>> Begin Data to use

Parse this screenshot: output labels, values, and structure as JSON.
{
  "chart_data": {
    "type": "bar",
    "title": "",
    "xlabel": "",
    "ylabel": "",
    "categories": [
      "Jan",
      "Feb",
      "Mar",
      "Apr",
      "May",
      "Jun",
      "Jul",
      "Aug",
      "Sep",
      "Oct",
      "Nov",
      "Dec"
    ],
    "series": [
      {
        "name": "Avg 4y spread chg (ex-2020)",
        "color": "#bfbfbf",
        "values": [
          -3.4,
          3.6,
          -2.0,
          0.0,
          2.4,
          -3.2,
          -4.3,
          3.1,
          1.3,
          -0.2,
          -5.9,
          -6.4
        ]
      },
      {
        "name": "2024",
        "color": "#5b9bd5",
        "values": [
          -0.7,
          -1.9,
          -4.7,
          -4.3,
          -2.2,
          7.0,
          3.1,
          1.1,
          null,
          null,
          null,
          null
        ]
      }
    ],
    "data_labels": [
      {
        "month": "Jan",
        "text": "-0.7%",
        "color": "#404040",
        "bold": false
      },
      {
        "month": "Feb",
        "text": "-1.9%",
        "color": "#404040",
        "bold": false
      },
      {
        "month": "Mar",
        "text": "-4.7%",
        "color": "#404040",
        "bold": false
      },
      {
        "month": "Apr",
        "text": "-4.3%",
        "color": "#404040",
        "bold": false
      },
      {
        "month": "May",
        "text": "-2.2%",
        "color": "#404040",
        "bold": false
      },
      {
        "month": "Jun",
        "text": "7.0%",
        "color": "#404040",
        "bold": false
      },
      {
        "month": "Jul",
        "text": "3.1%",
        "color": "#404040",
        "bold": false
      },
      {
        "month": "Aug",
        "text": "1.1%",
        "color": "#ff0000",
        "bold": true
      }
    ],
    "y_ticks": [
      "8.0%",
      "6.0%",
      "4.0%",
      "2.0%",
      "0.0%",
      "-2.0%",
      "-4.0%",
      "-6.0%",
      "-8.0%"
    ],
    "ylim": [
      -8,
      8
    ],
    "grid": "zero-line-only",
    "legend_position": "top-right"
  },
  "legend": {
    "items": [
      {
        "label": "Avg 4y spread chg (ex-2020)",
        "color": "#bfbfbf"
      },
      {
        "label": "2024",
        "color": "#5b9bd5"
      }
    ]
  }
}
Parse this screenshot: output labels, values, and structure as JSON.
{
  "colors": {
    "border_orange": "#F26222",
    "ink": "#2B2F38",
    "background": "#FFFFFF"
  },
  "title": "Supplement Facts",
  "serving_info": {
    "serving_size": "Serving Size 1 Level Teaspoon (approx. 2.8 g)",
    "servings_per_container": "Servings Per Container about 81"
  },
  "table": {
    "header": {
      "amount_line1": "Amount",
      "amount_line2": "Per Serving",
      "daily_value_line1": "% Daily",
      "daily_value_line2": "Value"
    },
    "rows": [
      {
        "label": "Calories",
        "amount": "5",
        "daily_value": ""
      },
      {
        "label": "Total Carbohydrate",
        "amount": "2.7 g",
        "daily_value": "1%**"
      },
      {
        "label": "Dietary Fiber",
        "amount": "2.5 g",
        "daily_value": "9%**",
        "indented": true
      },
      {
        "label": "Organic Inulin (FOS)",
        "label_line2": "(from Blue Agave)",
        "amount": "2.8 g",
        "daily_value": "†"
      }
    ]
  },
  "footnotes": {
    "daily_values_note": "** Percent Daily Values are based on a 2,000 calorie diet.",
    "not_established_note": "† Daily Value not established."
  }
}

>> End Data to use

> **Given task**: Your task is to return the full listing exactly as it was given.

> **Problem solution**:
Parse this screenshot: output labels, values, and structure as JSON.
{
  "chart_data": {
    "type": "bar",
    "title": "",
    "xlabel": "",
    "ylabel": "",
    "categories": [
      "Jan",
      "Feb",
      "Mar",
      "Apr",
      "May",
      "Jun",
      "Jul",
      "Aug",
      "Sep",
      "Oct",
      "Nov",
      "Dec"
    ],
    "series": [
      {
        "name": "Avg 4y spread chg (ex-2020)",
        "color": "#bfbfbf",
        "values": [
          -3.4,
          3.6,
          -2.0,
          0.0,
          2.4,
          -3.2,
          -4.3,
          3.1,
          1.3,
          -0.2,
          -5.9,
          -6.4
        ]
      },
      {
        "name": "2024",
        "color": "#5b9bd5",
        "values": [
          -0.7,
          -1.9,
          -4.7,
          -4.3,
          -2.2,
          7.0,
          3.1,
          1.1,
          null,
          null,
          null,
          null
        ]
      }
    ],
    "data_labels": [
      {
        "month": "Jan",
        "text": "-0.7%",
        "color": "#404040",
        "bold": false
      },
      {
        "month": "Feb",
        "text": "-1.9%",
        "color": "#404040",
        "bold": false
      },
      {
        "month": "Mar",
        "text": "-4.7%",
        "color": "#404040",
        "bold": false
      },
      {
        "month": "Apr",
        "text": "-4.3%",
        "color": "#404040",
        "bold": false
      },
      {
        "month": "May",
        "text": "-2.2%",
        "color": "#404040",
        "bold": false
      },
      {
        "month": "Jun",
        "text": "7.0%",
        "color": "#404040",
        "bold": false
      },
      {
        "month": "Jul",
        "text": "3.1%",
        "color": "#404040",
        "bold": false
      },
      {
        "month": "Aug",
        "text": "1.1%",
        "color": "#ff0000",
        "bold": true
      }
    ],
    "y_ticks": [
      "8.0%",
      "6.0%",
      "4.0%",
      "2.0%",
      "0.0%",
      "-2.0%",
      "-4.0%",
      "-6.0%",
      "-8.0%"
    ],
    "ylim": [
      -8,
      8
    ],
    "grid": "zero-line-only",
    "legend_position": "top-right"
  },
  "legend": {
    "items": [
      {
        "label": "Avg 4y spread chg (ex-2020)",
        "color": "#bfbfbf"
      },
      {
        "label": "2024",
        "color": "#5b9bd5"
      }
    ]
  }
}
Parse this screenshot: output labels, values, and structure as JSON.
{
  "colors": {
    "border_orange": "#F26222",
    "ink": "#2B2F38",
    "background": "#FFFFFF"
  },
  "title": "Supplement Facts",
  "serving_info": {
    "serving_size": "Serving Size 1 Level Teaspoon (approx. 2.8 g)",
    "servings_per_container": "Servings Per Container about 81"
  },
  "table": {
    "header": {
      "amount_line1": "Amount",
      "amount_line2": "Per Serving",
      "daily_value_line1": "% Daily",
      "daily_value_line2": "Value"
    },
    "rows": [
      {
        "label": "Calories",
        "amount": "5",
        "daily_value": ""
      },
      {
        "label": "Total Carbohydrate",
        "amount": "2.7 g",
        "daily_value": "1%**"
      },
      {
        "label": "Dietary Fiber",
        "amount": "2.5 g",
        "daily_value": "9%**",
        "indented": true
      },
      {
        "label": "Organic Inulin (FOS)",
        "label_line2": "(from Blue Agave)",
        "amount": "2.8 g",
        "daily_value": "†"
      }
    ]
  },
  "footnotes": {
    "daily_values_note": "** Percent Daily Values are based on a 2,000 calorie diet.",
    "not_established_note": "† Daily Value not established."
  }
}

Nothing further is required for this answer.